> _Your task_
Provide an exact reproduction of every entry.

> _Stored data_
____________________
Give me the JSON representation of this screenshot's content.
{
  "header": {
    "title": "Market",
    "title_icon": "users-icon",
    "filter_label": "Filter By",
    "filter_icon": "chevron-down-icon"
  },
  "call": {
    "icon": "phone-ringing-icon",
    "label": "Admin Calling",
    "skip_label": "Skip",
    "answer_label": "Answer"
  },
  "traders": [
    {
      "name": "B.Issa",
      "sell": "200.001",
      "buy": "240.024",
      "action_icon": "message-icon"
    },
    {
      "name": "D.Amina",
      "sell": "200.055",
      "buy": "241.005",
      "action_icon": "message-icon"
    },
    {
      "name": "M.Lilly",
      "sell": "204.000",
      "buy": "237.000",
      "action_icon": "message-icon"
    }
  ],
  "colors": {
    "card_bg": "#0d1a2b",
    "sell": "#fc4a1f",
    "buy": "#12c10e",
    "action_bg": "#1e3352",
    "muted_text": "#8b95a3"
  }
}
____________________
> _Completed exercise_
Give me the JSON representation of this screenshot's content.
{
  "header": {
    "title": "Market",
    "title_icon": "users-icon",
    "filter_label": "Filter By",
    "filter_icon": "chevron-down-icon"
  },
  "call": {
    "icon": "phone-ringing-icon",
    "label": "Admin Calling",
    "skip_label": "Skip",
    "answer_label": "Answer"
  },
  "traders": [
    {
      "name": "B.Issa",
      "sell": "200.001",
      "buy": "240.024",
      "action_icon": "message-icon"
    },
    {
      "name": "D.Amina",
      "sell": "200.055",
      "buy": "241.005",
      "action_icon": "message-icon"
    },
    {
      "name": "M.Lilly",
      "sell": "204.000",
      "buy": "237.000",
      "action_icon": "message-icon"
    }
  ],
  "colors": {
    "card_bg": "#0d1a2b",
    "sell": "#fc4a1f",
    "buy": "#12c10e",
    "action_bg": "#1e3352",
    "muted_text": "#8b95a3"
  }
}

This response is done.